◆ **WHAT TO PRODUCE**
The listing below should be printed exactly, every line of it. Skip the pictures.

◆ **SUPPLIED DATA**
-*-
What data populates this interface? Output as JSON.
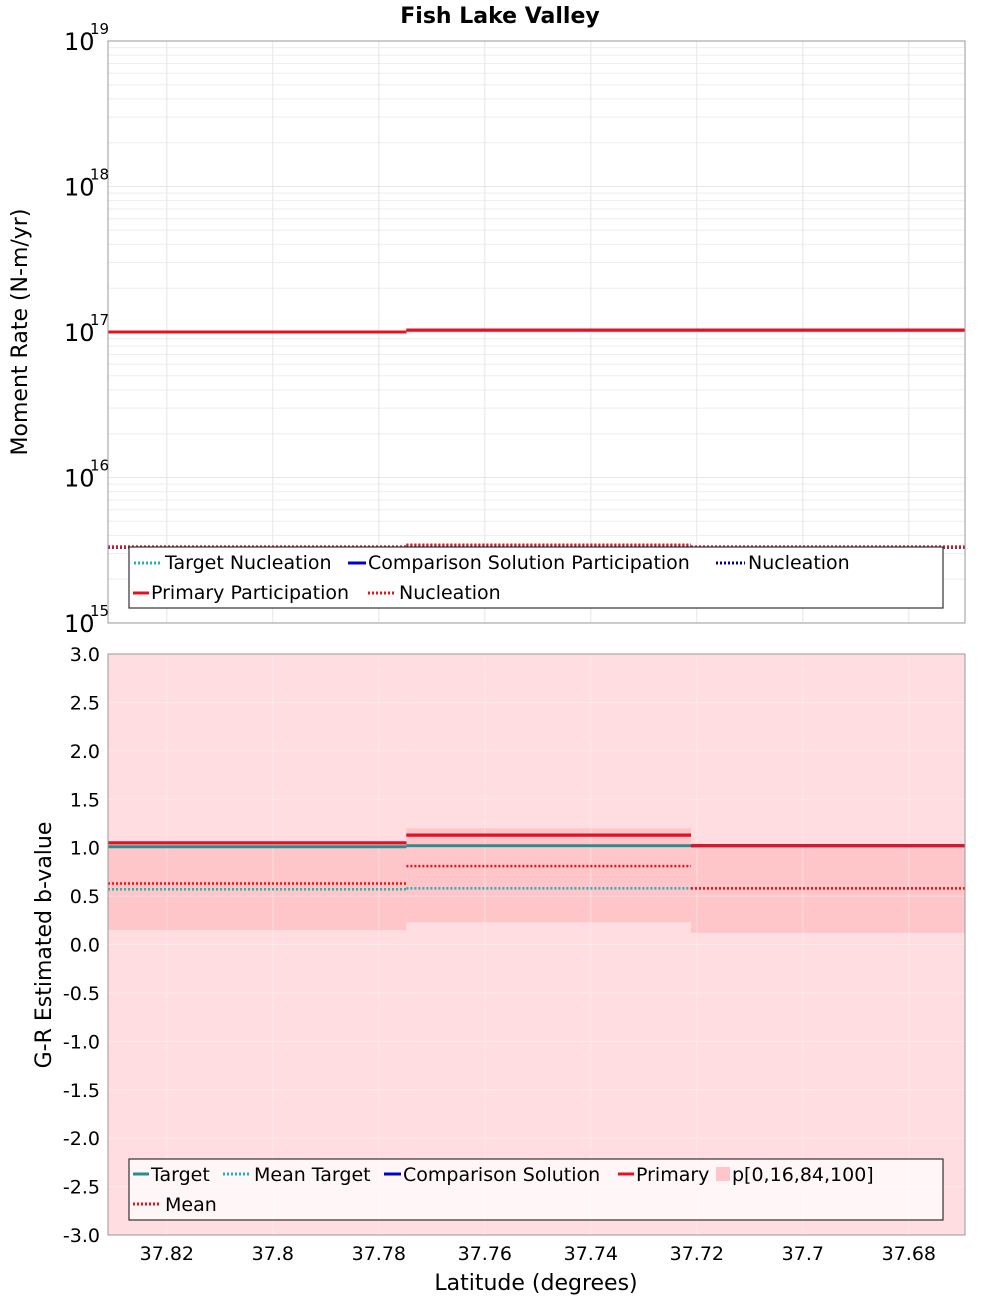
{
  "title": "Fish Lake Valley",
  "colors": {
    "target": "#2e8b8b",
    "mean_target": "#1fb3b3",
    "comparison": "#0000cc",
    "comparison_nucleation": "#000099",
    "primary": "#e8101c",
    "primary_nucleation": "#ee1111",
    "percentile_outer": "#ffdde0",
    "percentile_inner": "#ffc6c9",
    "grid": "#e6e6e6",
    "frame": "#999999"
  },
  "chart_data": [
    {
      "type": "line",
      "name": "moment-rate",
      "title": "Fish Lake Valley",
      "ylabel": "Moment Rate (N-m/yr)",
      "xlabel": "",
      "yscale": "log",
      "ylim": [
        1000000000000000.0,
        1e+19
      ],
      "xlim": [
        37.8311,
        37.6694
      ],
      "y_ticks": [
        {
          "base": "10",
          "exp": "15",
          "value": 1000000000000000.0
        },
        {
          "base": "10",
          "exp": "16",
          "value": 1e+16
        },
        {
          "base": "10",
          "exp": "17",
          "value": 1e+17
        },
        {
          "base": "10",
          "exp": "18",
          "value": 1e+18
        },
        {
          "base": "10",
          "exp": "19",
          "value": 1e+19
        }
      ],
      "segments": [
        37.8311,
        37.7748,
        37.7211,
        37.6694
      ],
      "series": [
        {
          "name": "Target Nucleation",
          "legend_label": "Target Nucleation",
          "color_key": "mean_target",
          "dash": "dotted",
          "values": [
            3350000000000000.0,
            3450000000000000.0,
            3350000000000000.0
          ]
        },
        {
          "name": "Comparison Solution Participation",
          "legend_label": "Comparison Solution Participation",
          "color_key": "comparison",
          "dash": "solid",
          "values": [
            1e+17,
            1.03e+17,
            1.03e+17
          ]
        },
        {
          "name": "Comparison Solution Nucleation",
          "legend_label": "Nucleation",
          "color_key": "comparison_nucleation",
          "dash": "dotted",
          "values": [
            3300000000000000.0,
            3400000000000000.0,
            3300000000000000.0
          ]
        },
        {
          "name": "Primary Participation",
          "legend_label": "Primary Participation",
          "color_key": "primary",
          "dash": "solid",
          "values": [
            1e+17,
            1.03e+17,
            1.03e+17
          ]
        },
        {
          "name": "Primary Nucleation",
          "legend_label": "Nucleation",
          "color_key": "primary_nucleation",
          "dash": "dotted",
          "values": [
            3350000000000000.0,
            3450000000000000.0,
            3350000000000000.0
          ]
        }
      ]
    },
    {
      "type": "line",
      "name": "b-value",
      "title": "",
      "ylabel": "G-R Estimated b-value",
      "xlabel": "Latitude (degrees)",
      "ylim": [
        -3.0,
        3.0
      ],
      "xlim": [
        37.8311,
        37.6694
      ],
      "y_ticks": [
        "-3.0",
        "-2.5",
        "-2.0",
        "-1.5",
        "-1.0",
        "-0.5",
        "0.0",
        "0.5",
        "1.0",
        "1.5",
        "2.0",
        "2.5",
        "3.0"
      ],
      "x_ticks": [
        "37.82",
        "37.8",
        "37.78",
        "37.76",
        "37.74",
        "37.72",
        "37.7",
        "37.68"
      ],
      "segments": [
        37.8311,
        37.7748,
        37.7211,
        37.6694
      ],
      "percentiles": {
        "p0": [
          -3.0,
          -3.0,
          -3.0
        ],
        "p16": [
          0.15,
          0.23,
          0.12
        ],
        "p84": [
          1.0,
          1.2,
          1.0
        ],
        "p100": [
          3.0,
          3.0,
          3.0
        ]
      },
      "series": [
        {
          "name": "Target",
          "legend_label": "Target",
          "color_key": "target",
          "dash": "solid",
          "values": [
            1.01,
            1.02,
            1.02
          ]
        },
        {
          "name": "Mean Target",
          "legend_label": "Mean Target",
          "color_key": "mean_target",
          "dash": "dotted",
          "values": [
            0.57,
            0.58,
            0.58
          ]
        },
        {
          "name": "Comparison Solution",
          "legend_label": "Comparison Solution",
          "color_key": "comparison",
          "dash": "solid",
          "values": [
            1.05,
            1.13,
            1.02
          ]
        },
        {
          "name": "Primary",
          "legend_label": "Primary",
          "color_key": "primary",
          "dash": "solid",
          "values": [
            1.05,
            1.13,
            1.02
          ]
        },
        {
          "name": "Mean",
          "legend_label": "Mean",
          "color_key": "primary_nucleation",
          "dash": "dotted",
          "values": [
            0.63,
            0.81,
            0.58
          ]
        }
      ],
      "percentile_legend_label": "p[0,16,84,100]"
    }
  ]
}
-*-
◆ **SOLVED PROBLEM**
What data populates this interface? Output as JSON.
{
  "title": "Fish Lake Valley",
  "colors": {
    "target": "#2e8b8b",
    "mean_target": "#1fb3b3",
    "comparison": "#0000cc",
    "comparison_nucleation": "#000099",
    "primary": "#e8101c",
    "primary_nucleation": "#ee1111",
    "percentile_outer": "#ffdde0",
    "percentile_inner": "#ffc6c9",
    "grid": "#e6e6e6",
    "frame": "#999999"
  },
  "chart_data": [
    {
      "type": "line",
      "name": "moment-rate",
      "title": "Fish Lake Valley",
      "ylabel": "Moment Rate (N-m/yr)",
      "xlabel": "",
      "yscale": "log",
      "ylim": [
        1000000000000000.0,
        1e+19
      ],
      "xlim": [
        37.8311,
        37.6694
      ],
      "y_ticks": [
        {
          "base": "10",
          "exp": "15",
          "value": 1000000000000000.0
        },
        {
          "base": "10",
          "exp": "16",
          "value": 1e+16
        },
        {
          "base": "10",
          "exp": "17",
          "value": 1e+17
        },
        {
          "base": "10",
          "exp": "18",
          "value": 1e+18
        },
        {
          "base": "10",
          "exp": "19",
          "value": 1e+19
        }
      ],
      "segments": [
        37.8311,
        37.7748,
        37.7211,
        37.6694
      ],
      "series": [
        {
          "name": "Target Nucleation",
          "legend_label": "Target Nucleation",
          "color_key": "mean_target",
          "dash": "dotted",
          "values": [
            3350000000000000.0,
            3450000000000000.0,
            3350000000000000.0
          ]
        },
        {
          "name": "Comparison Solution Participation",
          "legend_label": "Comparison Solution Participation",
          "color_key": "comparison",
          "dash": "solid",
          "values": [
            1e+17,
            1.03e+17,
            1.03e+17
          ]
        },
        {
          "name": "Comparison Solution Nucleation",
          "legend_label": "Nucleation",
          "color_key": "comparison_nucleation",
          "dash": "dotted",
          "values": [
            3300000000000000.0,
            3400000000000000.0,
            3300000000000000.0
          ]
        },
        {
          "name": "Primary Participation",
          "legend_label": "Primary Participation",
          "color_key": "primary",
          "dash": "solid",
          "values": [
            1e+17,
            1.03e+17,
            1.03e+17
          ]
        },
        {
          "name": "Primary Nucleation",
          "legend_label": "Nucleation",
          "color_key": "primary_nucleation",
          "dash": "dotted",
          "values": [
            3350000000000000.0,
            3450000000000000.0,
            3350000000000000.0
          ]
        }
      ]
    },
    {
      "type": "line",
      "name": "b-value",
      "title": "",
      "ylabel": "G-R Estimated b-value",
      "xlabel": "Latitude (degrees)",
      "ylim": [
        -3.0,
        3.0
      ],
      "xlim": [
        37.8311,
        37.6694
      ],
      "y_ticks": [
        "-3.0",
        "-2.5",
        "-2.0",
        "-1.5",
        "-1.0",
        "-0.5",
        "0.0",
        "0.5",
        "1.0",
        "1.5",
        "2.0",
        "2.5",
        "3.0"
      ],
      "x_ticks": [
        "37.82",
        "37.8",
        "37.78",
        "37.76",
        "37.74",
        "37.72",
        "37.7",
        "37.68"
      ],
      "segments": [
        37.8311,
        37.7748,
        37.7211,
        37.6694
      ],
      "percentiles": {
        "p0": [
          -3.0,
          -3.0,
          -3.0
        ],
        "p16": [
          0.15,
          0.23,
          0.12
        ],
        "p84": [
          1.0,
          1.2,
          1.0
        ],
        "p100": [
          3.0,
          3.0,
          3.0
        ]
      },
      "series": [
        {
          "name": "Target",
          "legend_label": "Target",
          "color_key": "target",
          "dash": "solid",
          "values": [
            1.01,
            1.02,
            1.02
          ]
        },
        {
          "name": "Mean Target",
          "legend_label": "Mean Target",
          "color_key": "mean_target",
          "dash": "dotted",
          "values": [
            0.57,
            0.58,
            0.58
          ]
        },
        {
          "name": "Comparison Solution",
          "legend_label": "Comparison Solution",
          "color_key": "comparison",
          "dash": "solid",
          "values": [
            1.05,
            1.13,
            1.02
          ]
        },
        {
          "name": "Primary",
          "legend_label": "Primary",
          "color_key": "primary",
          "dash": "solid",
          "values": [
            1.05,
            1.13,
            1.02
          ]
        },
        {
          "name": "Mean",
          "legend_label": "Mean",
          "color_key": "primary_nucleation",
          "dash": "dotted",
          "values": [
            0.63,
            0.81,
            0.58
          ]
        }
      ],
      "percentile_legend_label": "p[0,16,84,100]"
    }
  ]
}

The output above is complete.